◆ **TASK PROMPT**: Copy all entries without alteration and skip the pictures they hold.

◆ **RECORDS FOR THIS TASK**:
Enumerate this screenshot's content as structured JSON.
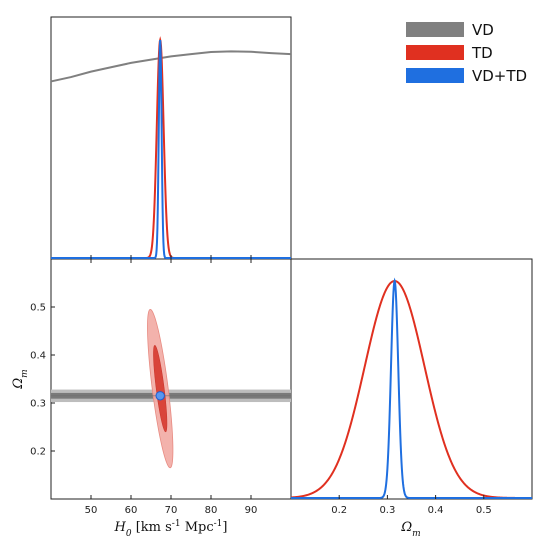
{
  "chart_data": {
    "type": "corner",
    "legend": [
      {
        "label": "VD",
        "color": "#808080"
      },
      {
        "label": "TD",
        "color": "#e03020"
      },
      {
        "label": "VD+TD",
        "color": "#1f6fe0"
      }
    ],
    "panels": {
      "h0_marginal": {
        "x_range": [
          40,
          100
        ],
        "series": [
          {
            "name": "VD",
            "color": "#808080",
            "x": [
              40,
              45,
              50,
              55,
              60,
              65,
              70,
              75,
              80,
              85,
              90,
              95,
              100
            ],
            "y": [
              0.81,
              0.83,
              0.855,
              0.875,
              0.895,
              0.91,
              0.925,
              0.935,
              0.945,
              0.948,
              0.946,
              0.94,
              0.935
            ]
          },
          {
            "name": "TD",
            "color": "#e03020",
            "type": "gaussian",
            "mean": 67.3,
            "sigma": 0.85,
            "peak": 1.0
          },
          {
            "name": "VD+TD",
            "color": "#1f6fe0",
            "type": "gaussian",
            "mean": 67.3,
            "sigma": 0.35,
            "peak": 1.0
          }
        ]
      },
      "om_marginal": {
        "x_range": [
          0.1,
          0.6
        ],
        "xticks": [
          0.2,
          0.3,
          0.4,
          0.5
        ],
        "xlabel": "Ω_m",
        "series": [
          {
            "name": "TD",
            "color": "#e03020",
            "type": "gaussian",
            "mean": 0.315,
            "sigma": 0.062,
            "peak": 1.0
          },
          {
            "name": "VD+TD",
            "color": "#1f6fe0",
            "type": "gaussian",
            "mean": 0.315,
            "sigma": 0.0075,
            "peak": 1.0
          }
        ]
      },
      "joint": {
        "x_range": [
          40,
          100
        ],
        "y_range": [
          0.1,
          0.6
        ],
        "xticks": [
          50,
          60,
          70,
          80,
          90
        ],
        "yticks": [
          0.2,
          0.3,
          0.4,
          0.5
        ],
        "xlabel": "H_0 [km s^-1 Mpc^-1]",
        "ylabel": "Ω_m",
        "vd_band": {
          "center": 0.315,
          "inner_half_width": 0.006,
          "outer_half_width": 0.013
        },
        "td_contours": {
          "center": [
            67.3,
            0.33
          ],
          "inner": {
            "h0_half": 1.0,
            "om_half": 0.09
          },
          "outer": {
            "h0_half": 2.0,
            "om_half": 0.165
          },
          "tilt_h0_per_om": -15
        },
        "combined_point": [
          67.3,
          0.315
        ]
      }
    }
  }
}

◆ **TASK OUTPUT**:
Enumerate this screenshot's content as structured JSON.
{
  "chart_data": {
    "type": "corner",
    "legend": [
      {
        "label": "VD",
        "color": "#808080"
      },
      {
        "label": "TD",
        "color": "#e03020"
      },
      {
        "label": "VD+TD",
        "color": "#1f6fe0"
      }
    ],
    "panels": {
      "h0_marginal": {
        "x_range": [
          40,
          100
        ],
        "series": [
          {
            "name": "VD",
            "color": "#808080",
            "x": [
              40,
              45,
              50,
              55,
              60,
              65,
              70,
              75,
              80,
              85,
              90,
              95,
              100
            ],
            "y": [
              0.81,
              0.83,
              0.855,
              0.875,
              0.895,
              0.91,
              0.925,
              0.935,
              0.945,
              0.948,
              0.946,
              0.94,
              0.935
            ]
          },
          {
            "name": "TD",
            "color": "#e03020",
            "type": "gaussian",
            "mean": 67.3,
            "sigma": 0.85,
            "peak": 1.0
          },
          {
            "name": "VD+TD",
            "color": "#1f6fe0",
            "type": "gaussian",
            "mean": 67.3,
            "sigma": 0.35,
            "peak": 1.0
          }
        ]
      },
      "om_marginal": {
        "x_range": [
          0.1,
          0.6
        ],
        "xticks": [
          0.2,
          0.3,
          0.4,
          0.5
        ],
        "xlabel": "Ω_m",
        "series": [
          {
            "name": "TD",
            "color": "#e03020",
            "type": "gaussian",
            "mean": 0.315,
            "sigma": 0.062,
            "peak": 1.0
          },
          {
            "name": "VD+TD",
            "color": "#1f6fe0",
            "type": "gaussian",
            "mean": 0.315,
            "sigma": 0.0075,
            "peak": 1.0
          }
        ]
      },
      "joint": {
        "x_range": [
          40,
          100
        ],
        "y_range": [
          0.1,
          0.6
        ],
        "xticks": [
          50,
          60,
          70,
          80,
          90
        ],
        "yticks": [
          0.2,
          0.3,
          0.4,
          0.5
        ],
        "xlabel": "H_0 [km s^-1 Mpc^-1]",
        "ylabel": "Ω_m",
        "vd_band": {
          "center": 0.315,
          "inner_half_width": 0.006,
          "outer_half_width": 0.013
        },
        "td_contours": {
          "center": [
            67.3,
            0.33
          ],
          "inner": {
            "h0_half": 1.0,
            "om_half": 0.09
          },
          "outer": {
            "h0_half": 2.0,
            "om_half": 0.165
          },
          "tilt_h0_per_om": -15
        },
        "combined_point": [
          67.3,
          0.315
        ]
      }
    }
  }
}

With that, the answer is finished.